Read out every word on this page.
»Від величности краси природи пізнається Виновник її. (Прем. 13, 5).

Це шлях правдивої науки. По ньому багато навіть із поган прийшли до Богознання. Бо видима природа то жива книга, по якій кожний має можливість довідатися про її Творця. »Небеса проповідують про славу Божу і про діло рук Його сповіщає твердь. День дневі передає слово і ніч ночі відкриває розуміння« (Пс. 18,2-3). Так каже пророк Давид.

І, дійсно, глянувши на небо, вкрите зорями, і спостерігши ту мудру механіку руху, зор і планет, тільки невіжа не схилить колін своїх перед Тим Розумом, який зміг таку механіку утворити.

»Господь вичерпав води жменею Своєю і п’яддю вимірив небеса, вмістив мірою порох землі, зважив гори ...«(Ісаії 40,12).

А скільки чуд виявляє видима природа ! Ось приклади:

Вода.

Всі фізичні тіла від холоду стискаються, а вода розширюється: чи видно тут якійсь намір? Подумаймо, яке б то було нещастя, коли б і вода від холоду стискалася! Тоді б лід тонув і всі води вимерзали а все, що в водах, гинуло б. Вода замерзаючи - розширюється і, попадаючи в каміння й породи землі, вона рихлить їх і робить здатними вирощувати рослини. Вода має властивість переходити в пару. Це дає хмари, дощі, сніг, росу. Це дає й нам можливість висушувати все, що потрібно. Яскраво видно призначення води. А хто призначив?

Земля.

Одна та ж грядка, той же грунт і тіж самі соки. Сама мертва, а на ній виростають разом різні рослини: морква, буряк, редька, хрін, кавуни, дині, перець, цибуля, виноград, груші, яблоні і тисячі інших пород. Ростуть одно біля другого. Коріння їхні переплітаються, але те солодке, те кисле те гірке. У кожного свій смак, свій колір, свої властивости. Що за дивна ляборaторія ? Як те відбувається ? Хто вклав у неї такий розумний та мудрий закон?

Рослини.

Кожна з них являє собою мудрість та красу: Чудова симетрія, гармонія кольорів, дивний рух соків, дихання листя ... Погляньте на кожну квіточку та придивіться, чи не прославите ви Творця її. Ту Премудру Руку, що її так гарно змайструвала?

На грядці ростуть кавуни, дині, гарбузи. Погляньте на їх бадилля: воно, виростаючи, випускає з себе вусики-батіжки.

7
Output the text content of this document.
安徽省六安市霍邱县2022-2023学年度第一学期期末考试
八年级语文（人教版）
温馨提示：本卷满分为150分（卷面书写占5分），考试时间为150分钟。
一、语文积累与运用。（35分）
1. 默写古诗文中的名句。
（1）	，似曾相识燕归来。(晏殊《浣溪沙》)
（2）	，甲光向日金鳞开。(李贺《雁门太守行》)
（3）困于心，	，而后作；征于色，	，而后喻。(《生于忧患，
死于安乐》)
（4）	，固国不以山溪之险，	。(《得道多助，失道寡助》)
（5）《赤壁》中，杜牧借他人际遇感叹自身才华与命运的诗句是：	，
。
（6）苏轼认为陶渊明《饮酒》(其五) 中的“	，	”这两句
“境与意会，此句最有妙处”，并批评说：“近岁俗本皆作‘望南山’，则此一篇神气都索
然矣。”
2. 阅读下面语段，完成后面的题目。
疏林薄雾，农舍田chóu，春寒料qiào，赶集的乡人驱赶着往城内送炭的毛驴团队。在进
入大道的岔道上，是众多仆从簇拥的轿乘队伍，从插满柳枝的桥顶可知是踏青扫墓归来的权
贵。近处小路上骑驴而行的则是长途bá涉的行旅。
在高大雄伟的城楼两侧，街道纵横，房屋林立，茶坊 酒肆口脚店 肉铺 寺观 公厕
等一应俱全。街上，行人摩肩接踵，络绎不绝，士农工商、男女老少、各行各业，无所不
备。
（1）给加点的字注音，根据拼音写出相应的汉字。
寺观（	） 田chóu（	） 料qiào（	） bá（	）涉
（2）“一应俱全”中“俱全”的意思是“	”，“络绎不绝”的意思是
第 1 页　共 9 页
▬▬▬▬▬▬▬▬▬▬
● **What needs to be done**
Each line of the material should be duplicated exactly, please.

● **Final result**
Read out every word on this page.
»Від величности краси природи пізнається Виновник її. (Прем. 13, 5).

Це шлях правдивої науки. По ньому багато навіть із поган прийшли до Богознання. Бо видима природа то жива книга, по якій кожний має можливість довідатися про її Творця. »Небеса проповідують про славу Божу і про діло рук Його сповіщає твердь. День дневі передає слово і ніч ночі відкриває розуміння« (Пс. 18,2-3). Так каже пророк Давид.

І, дійсно, глянувши на небо, вкрите зорями, і спостерігши ту мудру механіку руху, зор і планет, тільки невіжа не схилить колін своїх перед Тим Розумом, який зміг таку механіку утворити.

»Господь вичерпав води жменею Своєю і п’яддю вимірив небеса, вмістив мірою порох землі, зважив гори ...«(Ісаії 40,12).

А скільки чуд виявляє видима природа ! Ось приклади:

Вода.

Всі фізичні тіла від холоду стискаються, а вода розширюється: чи видно тут якійсь намір? Подумаймо, яке б то було нещастя, коли б і вода від холоду стискалася! Тоді б лід тонув і всі води вимерзали а все, що в водах, гинуло б. Вода замерзаючи - розширюється і, попадаючи в каміння й породи землі, вона рихлить їх і робить здатними вирощувати рослини. Вода має властивість переходити в пару. Це дає хмари, дощі, сніг, росу. Це дає й нам можливість висушувати все, що потрібно. Яскраво видно призначення води. А хто призначив?

Земля.

Одна та ж грядка, той же грунт і тіж самі соки. Сама мертва, а на ній виростають разом різні рослини: морква, буряк, редька, хрін, кавуни, дині, перець, цибуля, виноград, груші, яблоні і тисячі інших пород. Ростуть одно біля другого. Коріння їхні переплітаються, але те солодке, те кисле те гірке. У кожного свій смак, свій колір, свої властивости. Що за дивна ляборaторія ? Як те відбувається ? Хто вклав у неї такий розумний та мудрий закон?

Рослини.

Кожна з них являє собою мудрість та красу: Чудова симетрія, гармонія кольорів, дивний рух соків, дихання листя ... Погляньте на кожну квіточку та придивіться, чи не прославите ви Творця її. Ту Премудру Руку, що її так гарно змайструвала?

На грядці ростуть кавуни, дині, гарбузи. Погляньте на їх бадилля: воно, виростаючи, випускає з себе вусики-батіжки.

7
Output the text content of this document.
安徽省六安市霍邱县2022-2023学年度第一学期期末考试
八年级语文（人教版）
温馨提示：本卷满分为150分（卷面书写占5分），考试时间为150分钟。
一、语文积累与运用。（35分）
1. 默写古诗文中的名句。
（1）	，似曾相识燕归来。(晏殊《浣溪沙》)
（2）	，甲光向日金鳞开。(李贺《雁门太守行》)
（3）困于心，	，而后作；征于色，	，而后喻。(《生于忧患，
死于安乐》)
（4）	，固国不以山溪之险，	。(《得道多助，失道寡助》)
（5）《赤壁》中，杜牧借他人际遇感叹自身才华与命运的诗句是：	，
。
（6）苏轼认为陶渊明《饮酒》(其五) 中的“	，	”这两句
“境与意会，此句最有妙处”，并批评说：“近岁俗本皆作‘望南山’，则此一篇神气都索
然矣。”
2. 阅读下面语段，完成后面的题目。
疏林薄雾，农舍田chóu，春寒料qiào，赶集的乡人驱赶着往城内送炭的毛驴团队。在进
入大道的岔道上，是众多仆从簇拥的轿乘队伍，从插满柳枝的桥顶可知是踏青扫墓归来的权
贵。近处小路上骑驴而行的则是长途bá涉的行旅。
在高大雄伟的城楼两侧，街道纵横，房屋林立，茶坊 酒肆口脚店 肉铺 寺观 公厕
等一应俱全。街上，行人摩肩接踵，络绎不绝，士农工商、男女老少、各行各业，无所不
备。
（1）给加点的字注音，根据拼音写出相应的汉字。
寺观（	） 田chóu（	） 料qiào（	） bá（	）涉
（2）“一应俱全”中“俱全”的意思是“	”，“络绎不绝”的意思是
第 1 页　共 9 页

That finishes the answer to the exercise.